Supplied records |
***

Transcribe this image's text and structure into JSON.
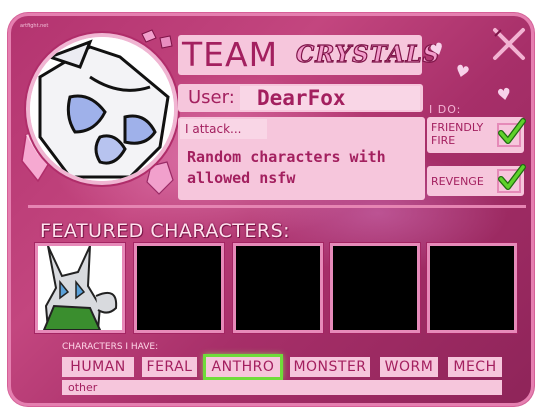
{
  "watermark": "artfight.net",
  "title": {
    "team": "TEAM",
    "team_name": "CRYSTALS"
  },
  "user": {
    "label": "User:",
    "name": "DearFox"
  },
  "attack": {
    "label": "I attack...",
    "text": "Random characters with allowed nsfw"
  },
  "i_do": {
    "title": "I DO:",
    "options": [
      {
        "label": "FRIENDLY FIRE",
        "checked": true
      },
      {
        "label": "REVENGE",
        "checked": true
      }
    ]
  },
  "featured": {
    "title": "FEATURED CHARACTERS:",
    "slot_count": 5
  },
  "characters_i_have": {
    "title": "CHARACTERS I HAVE:",
    "tags": [
      {
        "label": "HUMAN",
        "selected": false
      },
      {
        "label": "FERAL",
        "selected": false
      },
      {
        "label": "ANTHRO",
        "selected": true
      },
      {
        "label": "MONSTER",
        "selected": false
      },
      {
        "label": "WORM",
        "selected": false
      },
      {
        "label": "MECH",
        "selected": false
      }
    ],
    "other_label": "other"
  },
  "colors": {
    "card_background": "#b3336f",
    "panel": "#f6c6dc",
    "text_accent": "#a3205f",
    "check_green": "#5fd12b",
    "selected_glow": "#6fdc3a"
  },
  "icons": [
    "avatar-portrait",
    "crystal-icon",
    "heart-icon",
    "crossed-swords-icon",
    "checkmark-icon"
  ]
}
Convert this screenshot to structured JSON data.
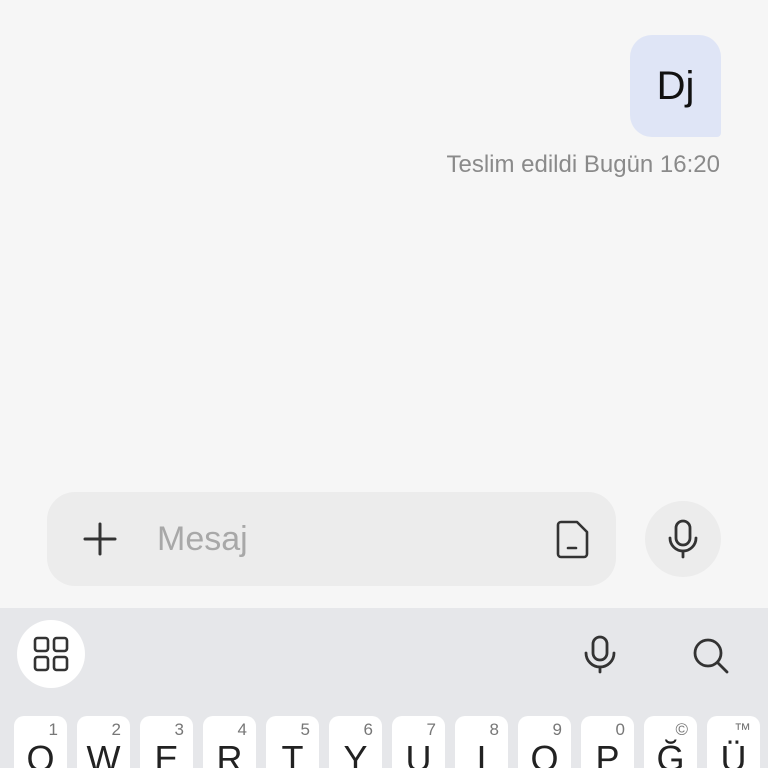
{
  "thread": {
    "message_text": "Dj",
    "status": "Teslim edildi Bugün 16:20"
  },
  "compose": {
    "placeholder": "Mesaj",
    "add_icon": "plus-icon",
    "sticker_icon": "sticker-icon",
    "voice_icon": "microphone-icon"
  },
  "keyboard": {
    "toolbar": {
      "apps_icon": "grid-icon",
      "mic_icon": "microphone-icon",
      "search_icon": "search-icon"
    },
    "row1": [
      {
        "letter": "Q",
        "hint": "1"
      },
      {
        "letter": "W",
        "hint": "2"
      },
      {
        "letter": "E",
        "hint": "3"
      },
      {
        "letter": "R",
        "hint": "4"
      },
      {
        "letter": "T",
        "hint": "5"
      },
      {
        "letter": "Y",
        "hint": "6"
      },
      {
        "letter": "U",
        "hint": "7"
      },
      {
        "letter": "I",
        "hint": "8"
      },
      {
        "letter": "O",
        "hint": "9"
      },
      {
        "letter": "P",
        "hint": "0"
      },
      {
        "letter": "Ğ",
        "hint": "©"
      },
      {
        "letter": "Ü",
        "hint": "™"
      }
    ]
  },
  "colors": {
    "background": "#f6f6f6",
    "bubble": "#dfe5f6",
    "compose": "#ececec",
    "keyboard": "#e6e7ea"
  }
}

***

What is asked | Exact duplication of all the records is required; pictures are omitted from the copy.

The output |
Transcribe this image's text and structure into JSON.
{
  "watermark": "artfight.net",
  "title": {
    "team": "TEAM",
    "team_name": "CRYSTALS"
  },
  "user": {
    "label": "User:",
    "name": "DearFox"
  },
  "attack": {
    "label": "I attack...",
    "text": "Random characters with allowed nsfw"
  },
  "i_do": {
    "title": "I DO:",
    "options": [
      {
        "label": "FRIENDLY FIRE",
        "checked": true
      },
      {
        "label": "REVENGE",
        "checked": true
      }
    ]
  },
  "featured": {
    "title": "FEATURED CHARACTERS:",
    "slot_count": 5
  },
  "characters_i_have": {
    "title": "CHARACTERS I HAVE:",
    "tags": [
      {
        "label": "HUMAN",
        "selected": false
      },
      {
        "label": "FERAL",
        "selected": false
      },
      {
        "label": "ANTHRO",
        "selected": true
      },
      {
        "label": "MONSTER",
        "selected": false
      },
      {
        "label": "WORM",
        "selected": false
      },
      {
        "label": "MECH",
        "selected": false
      }
    ],
    "other_label": "other"
  },
  "colors": {
    "card_background": "#b3336f",
    "panel": "#f6c6dc",
    "text_accent": "#a3205f",
    "check_green": "#5fd12b",
    "selected_glow": "#6fdc3a"
  },
  "icons": [
    "avatar-portrait",
    "crystal-icon",
    "heart-icon",
    "crossed-swords-icon",
    "checkmark-icon"
  ]
}
Convert this screenshot to structured JSON data.
{
  "thread": {
    "message_text": "Dj",
    "status": "Teslim edildi Bugün 16:20"
  },
  "compose": {
    "placeholder": "Mesaj",
    "add_icon": "plus-icon",
    "sticker_icon": "sticker-icon",
    "voice_icon": "microphone-icon"
  },
  "keyboard": {
    "toolbar": {
      "apps_icon": "grid-icon",
      "mic_icon": "microphone-icon",
      "search_icon": "search-icon"
    },
    "row1": [
      {
        "letter": "Q",
        "hint": "1"
      },
      {
        "letter": "W",
        "hint": "2"
      },
      {
        "letter": "E",
        "hint": "3"
      },
      {
        "letter": "R",
        "hint": "4"
      },
      {
        "letter": "T",
        "hint": "5"
      },
      {
        "letter": "Y",
        "hint": "6"
      },
      {
        "letter": "U",
        "hint": "7"
      },
      {
        "letter": "I",
        "hint": "8"
      },
      {
        "letter": "O",
        "hint": "9"
      },
      {
        "letter": "P",
        "hint": "0"
      },
      {
        "letter": "Ğ",
        "hint": "©"
      },
      {
        "letter": "Ü",
        "hint": "™"
      }
    ]
  },
  "colors": {
    "background": "#f6f6f6",
    "bubble": "#dfe5f6",
    "compose": "#ececec",
    "keyboard": "#e6e7ea"
  }
}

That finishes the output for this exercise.